◆ Given request: Determine how many lines include the string "name". Output that number only.

◆ Data entries:
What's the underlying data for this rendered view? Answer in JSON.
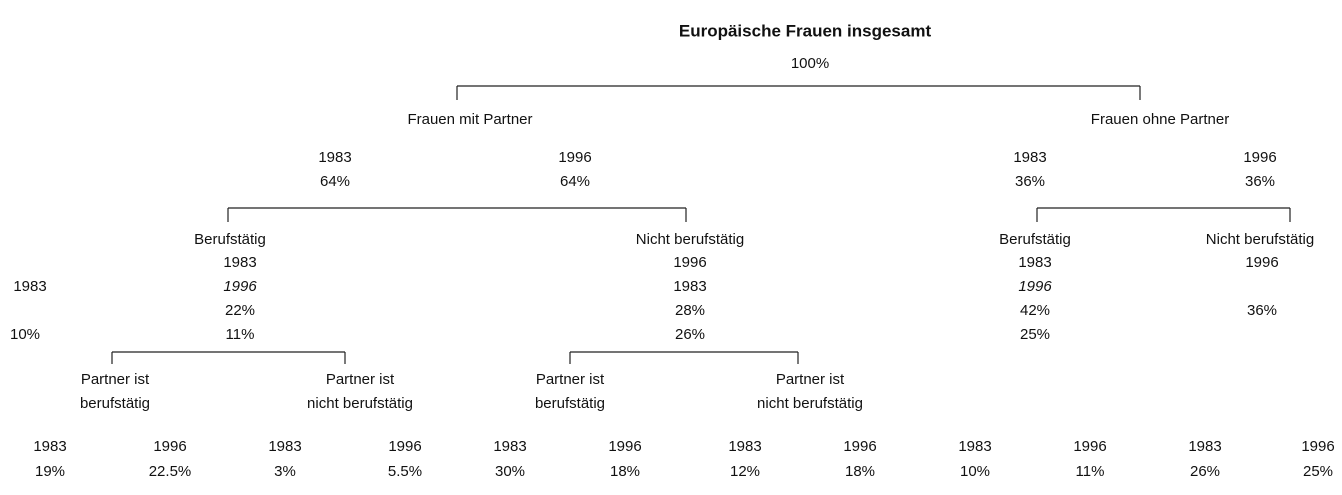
{
  "title": "Europäische Frauen insgesamt",
  "total": "100%",
  "level1": [
    {
      "label": "Frauen mit Partner"
    },
    {
      "label": "Frauen ohne Partner"
    }
  ],
  "shares": [
    {
      "year": "1983",
      "value": "64%"
    },
    {
      "year": "1996",
      "value": "64%"
    },
    {
      "year": "1983",
      "value": "36%"
    },
    {
      "year": "1996",
      "value": "36%"
    }
  ],
  "level2": [
    {
      "label": "Berufstätig",
      "lines": [
        "1983",
        "1996",
        "22%",
        "11%"
      ]
    },
    {
      "label": "Nicht berufstätig",
      "lines": [
        "1996",
        "1983",
        "28%",
        "26%"
      ]
    },
    {
      "label": "Berufstätig",
      "lines": [
        "1983",
        "1996",
        "42%",
        "25%"
      ]
    },
    {
      "label": "Nicht berufstätig",
      "lines": [
        "1996",
        "36%"
      ]
    }
  ],
  "side": [
    "1983",
    "10%"
  ],
  "level3": [
    {
      "lines": [
        "Partner ist",
        "berufstätig"
      ]
    },
    {
      "lines": [
        "Partner ist",
        "nicht berufstätig"
      ]
    },
    {
      "lines": [
        "Partner ist",
        "berufstätig"
      ]
    },
    {
      "lines": [
        "Partner ist",
        "nicht berufstätig"
      ]
    }
  ],
  "bottom": [
    {
      "year": "1983",
      "value": "19%"
    },
    {
      "year": "1996",
      "value": "22.5%"
    },
    {
      "year": "1983",
      "value": "3%"
    },
    {
      "year": "1996",
      "value": "5.5%"
    },
    {
      "year": "1983",
      "value": "30%"
    },
    {
      "year": "1996",
      "value": "18%"
    },
    {
      "year": "1983",
      "value": "12%"
    },
    {
      "year": "1996",
      "value": "18%"
    },
    {
      "year": "1983",
      "value": "10%"
    },
    {
      "year": "1996",
      "value": "11%"
    },
    {
      "year": "1983",
      "value": "26%"
    },
    {
      "year": "1996",
      "value": "25%"
    }
  ]
}
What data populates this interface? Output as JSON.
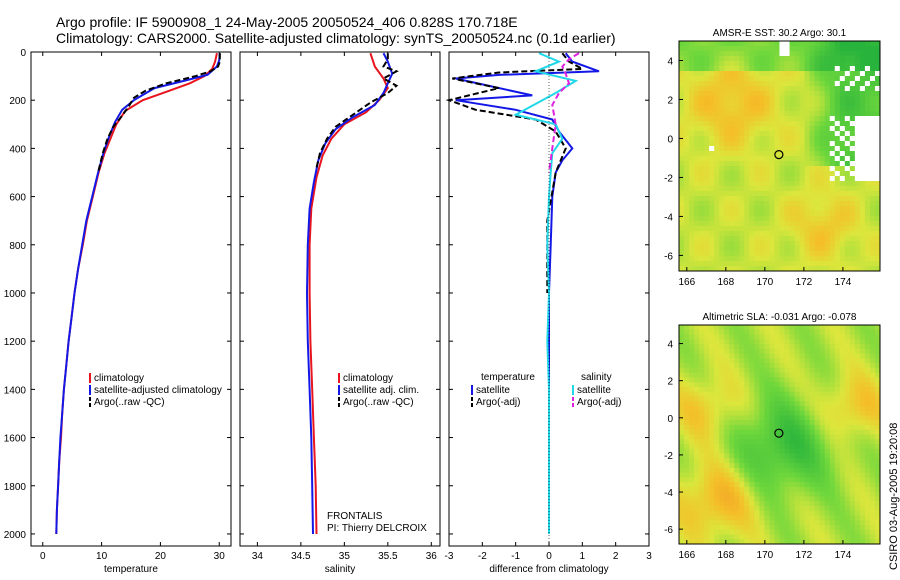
{
  "header": {
    "line1": "Argo profile: IF 5900908_1 24-May-2005 20050524_406 0.828S 170.718E",
    "line2": "Climatology: CARS2000. Satellite-adjusted climatology: synTS_20050524.nc (0.1d earlier)"
  },
  "credit": "CSIRO 03-Aug-2005 19:20:08",
  "colors": {
    "climatology": "#e8141e",
    "satellite": "#1418e6",
    "argo": "#000000",
    "sal_satellite": "#20d8e8",
    "sal_argo": "#e020e0"
  },
  "chart_data": [
    {
      "type": "line",
      "panel": "temperature",
      "xlabel": "temperature",
      "ylabel": "",
      "xlim": [
        -2,
        32
      ],
      "ylim": [
        2050,
        0
      ],
      "xticks": [
        "0",
        "10",
        "20",
        "30"
      ],
      "yticks": [
        "0",
        "200",
        "400",
        "600",
        "800",
        "1000",
        "1200",
        "1400",
        "1600",
        "1800",
        "2000"
      ],
      "legend": [
        "climatology",
        "satellite-adjusted climatology",
        "Argo(..raw -QC)"
      ],
      "series": [
        {
          "name": "climatology",
          "color": "#e8141e",
          "dash": "",
          "points": [
            [
              29.6,
              5
            ],
            [
              29.3,
              40
            ],
            [
              28.8,
              70
            ],
            [
              27.5,
              100
            ],
            [
              25,
              130
            ],
            [
              21,
              165
            ],
            [
              17,
              200
            ],
            [
              14,
              245
            ],
            [
              12.5,
              300
            ],
            [
              11.5,
              360
            ],
            [
              10.5,
              420
            ],
            [
              9.5,
              500
            ],
            [
              8.5,
              600
            ],
            [
              7.5,
              700
            ],
            [
              6.8,
              800
            ],
            [
              6.0,
              900
            ],
            [
              5.4,
              1000
            ],
            [
              4.9,
              1100
            ],
            [
              4.4,
              1200
            ],
            [
              4.0,
              1300
            ],
            [
              3.6,
              1400
            ],
            [
              3.3,
              1500
            ],
            [
              3.1,
              1600
            ],
            [
              2.8,
              1700
            ],
            [
              2.6,
              1800
            ],
            [
              2.4,
              1900
            ],
            [
              2.3,
              2000
            ]
          ]
        },
        {
          "name": "satellite-adjusted climatology",
          "color": "#1418e6",
          "dash": "",
          "points": [
            [
              30.1,
              5
            ],
            [
              30,
              35
            ],
            [
              29.6,
              60
            ],
            [
              28,
              95
            ],
            [
              24,
              120
            ],
            [
              19,
              150
            ],
            [
              15.5,
              200
            ],
            [
              13.5,
              240
            ],
            [
              12.3,
              290
            ],
            [
              11.3,
              350
            ],
            [
              10.3,
              420
            ],
            [
              9.4,
              500
            ],
            [
              8.4,
              600
            ],
            [
              7.4,
              700
            ],
            [
              6.7,
              800
            ],
            [
              6.0,
              900
            ],
            [
              5.4,
              1000
            ],
            [
              4.9,
              1100
            ],
            [
              4.4,
              1200
            ],
            [
              4.0,
              1300
            ],
            [
              3.6,
              1400
            ],
            [
              3.3,
              1500
            ],
            [
              3.0,
              1600
            ],
            [
              2.8,
              1700
            ],
            [
              2.6,
              1800
            ],
            [
              2.4,
              1900
            ],
            [
              2.3,
              2000
            ]
          ]
        },
        {
          "name": "Argo(..raw -QC)",
          "color": "#000000",
          "dash": "6 3",
          "points": [
            [
              30.1,
              5
            ],
            [
              30.1,
              40
            ],
            [
              29.8,
              60
            ],
            [
              28.5,
              80
            ],
            [
              26,
              100
            ],
            [
              21,
              130
            ],
            [
              17.5,
              160
            ],
            [
              15.5,
              190
            ],
            [
              14.5,
              230
            ],
            [
              13.3,
              270
            ],
            [
              12,
              310
            ],
            [
              11,
              360
            ],
            [
              10.2,
              420
            ],
            [
              9.4,
              500
            ]
          ]
        }
      ]
    },
    {
      "type": "line",
      "panel": "salinity",
      "xlabel": "salinity",
      "ylabel": "",
      "xlim": [
        33.8,
        36.1
      ],
      "ylim": [
        2050,
        0
      ],
      "xticks": [
        "34",
        "34.5",
        "35",
        "35.5",
        "36"
      ],
      "yticks": [],
      "legend": [
        "climatology",
        "satellite adj. clim.",
        "Argo(..raw -QC)"
      ],
      "annotations": [
        "FRONTALIS",
        "PI: Thierry DELCROIX"
      ],
      "series": [
        {
          "name": "climatology",
          "color": "#e8141e",
          "dash": "",
          "points": [
            [
              35.3,
              5
            ],
            [
              35.35,
              60
            ],
            [
              35.45,
              110
            ],
            [
              35.5,
              150
            ],
            [
              35.4,
              200
            ],
            [
              35.25,
              250
            ],
            [
              35.0,
              300
            ],
            [
              34.85,
              360
            ],
            [
              34.75,
              430
            ],
            [
              34.68,
              520
            ],
            [
              34.62,
              650
            ],
            [
              34.6,
              800
            ],
            [
              34.6,
              1000
            ],
            [
              34.61,
              1200
            ],
            [
              34.63,
              1400
            ],
            [
              34.65,
              1600
            ],
            [
              34.67,
              1800
            ],
            [
              34.68,
              2000
            ]
          ]
        },
        {
          "name": "satellite adj. clim.",
          "color": "#1418e6",
          "dash": "",
          "points": [
            [
              35.45,
              5
            ],
            [
              35.5,
              40
            ],
            [
              35.55,
              90
            ],
            [
              35.5,
              130
            ],
            [
              35.45,
              170
            ],
            [
              35.35,
              220
            ],
            [
              35.1,
              270
            ],
            [
              34.9,
              320
            ],
            [
              34.78,
              380
            ],
            [
              34.7,
              450
            ],
            [
              34.65,
              540
            ],
            [
              34.6,
              650
            ],
            [
              34.58,
              800
            ],
            [
              34.57,
              1000
            ],
            [
              34.58,
              1200
            ],
            [
              34.6,
              1400
            ],
            [
              34.62,
              1600
            ],
            [
              34.63,
              1800
            ],
            [
              34.64,
              2000
            ]
          ]
        },
        {
          "name": "Argo(..raw -QC)",
          "color": "#000000",
          "dash": "6 3",
          "points": [
            [
              35.5,
              5
            ],
            [
              35.5,
              30
            ],
            [
              35.45,
              60
            ],
            [
              35.6,
              80
            ],
            [
              35.45,
              110
            ],
            [
              35.6,
              140
            ],
            [
              35.5,
              170
            ],
            [
              35.3,
              210
            ],
            [
              35.1,
              260
            ],
            [
              34.9,
              310
            ],
            [
              34.8,
              360
            ],
            [
              34.72,
              420
            ],
            [
              34.68,
              480
            ]
          ]
        }
      ]
    },
    {
      "type": "line",
      "panel": "difference",
      "xlabel": "difference from climatology",
      "ylabel": "",
      "xlim": [
        -3,
        3
      ],
      "ylim": [
        2050,
        0
      ],
      "xticks": [
        "-3",
        "-2",
        "-1",
        "0",
        "1",
        "2",
        "3"
      ],
      "yticks": [],
      "legend_left": {
        "title": "temperature",
        "items": [
          "satellite",
          "Argo(-adj)"
        ]
      },
      "legend_right": {
        "title": "salinity",
        "items": [
          "satellite",
          "Argo(-adj)"
        ]
      },
      "series": [
        {
          "name": "temperature satellite",
          "color": "#1418e6",
          "dash": "",
          "points": [
            [
              0.5,
              5
            ],
            [
              0.7,
              40
            ],
            [
              1.5,
              80
            ],
            [
              -1.5,
              95
            ],
            [
              -2.8,
              110
            ],
            [
              -0.5,
              180
            ],
            [
              -2.8,
              200
            ],
            [
              -1,
              240
            ],
            [
              0.1,
              280
            ],
            [
              0.3,
              330
            ],
            [
              0.7,
              400
            ],
            [
              0.4,
              450
            ],
            [
              0.2,
              500
            ],
            [
              0.1,
              600
            ],
            [
              0.05,
              800
            ],
            [
              0,
              1000
            ],
            [
              0,
              1200
            ],
            [
              0,
              1500
            ],
            [
              0,
              1800
            ],
            [
              0,
              2000
            ]
          ]
        },
        {
          "name": "temperature Argo(-adj)",
          "color": "#000000",
          "dash": "6 3",
          "points": [
            [
              0.4,
              5
            ],
            [
              0.6,
              40
            ],
            [
              1.0,
              70
            ],
            [
              -1.5,
              85
            ],
            [
              -2.9,
              110
            ],
            [
              -1.5,
              150
            ],
            [
              -3,
              200
            ],
            [
              -2.2,
              240
            ],
            [
              -0.4,
              280
            ],
            [
              0.2,
              330
            ],
            [
              0.5,
              400
            ],
            [
              0.2,
              500
            ],
            [
              -0.05,
              700
            ],
            [
              -0.05,
              1000
            ]
          ]
        },
        {
          "name": "salinity satellite",
          "color": "#20d8e8",
          "dash": "",
          "points": [
            [
              -0.3,
              5
            ],
            [
              0.3,
              40
            ],
            [
              -0.4,
              80
            ],
            [
              0.8,
              120
            ],
            [
              0.2,
              170
            ],
            [
              -1,
              260
            ],
            [
              0.2,
              300
            ],
            [
              0.4,
              360
            ],
            [
              0.1,
              420
            ],
            [
              0.05,
              500
            ],
            [
              0,
              600
            ],
            [
              -0.05,
              800
            ],
            [
              0,
              1000
            ],
            [
              -0.05,
              1200
            ],
            [
              0,
              1400
            ],
            [
              0,
              1600
            ],
            [
              0,
              1800
            ],
            [
              0,
              2000
            ]
          ]
        },
        {
          "name": "salinity Argo(-adj)",
          "color": "#e020e0",
          "dash": "6 3",
          "points": [
            [
              0.9,
              5
            ],
            [
              0.6,
              30
            ],
            [
              0.4,
              60
            ],
            [
              0.5,
              90
            ],
            [
              0.6,
              130
            ],
            [
              0.3,
              170
            ],
            [
              0.1,
              220
            ],
            [
              0.2,
              300
            ],
            [
              0.1,
              400
            ],
            [
              0,
              500
            ]
          ]
        }
      ]
    },
    {
      "type": "heatmap",
      "panel": "AMSR-E SST",
      "title": "AMSR-E SST: 30.2 Argo: 30.1",
      "xlim": [
        165.6,
        175.9
      ],
      "ylim": [
        -6.8,
        5
      ],
      "xticks": [
        "166",
        "168",
        "170",
        "172",
        "174"
      ],
      "yticks": [
        "4",
        "2",
        "0",
        "-2",
        "-4",
        "-6"
      ],
      "marker": {
        "lon": 170.718,
        "lat": -0.828
      }
    },
    {
      "type": "heatmap",
      "panel": "Altimetric SLA",
      "title": "Altimetric SLA: -0.031 Argo: -0.078",
      "xlim": [
        165.6,
        175.9
      ],
      "ylim": [
        -6.8,
        5
      ],
      "xticks": [
        "166",
        "168",
        "170",
        "172",
        "174"
      ],
      "yticks": [
        "4",
        "2",
        "0",
        "-2",
        "-4",
        "-6"
      ],
      "marker": {
        "lon": 170.718,
        "lat": -0.828
      }
    }
  ]
}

◆ Result for this task: 10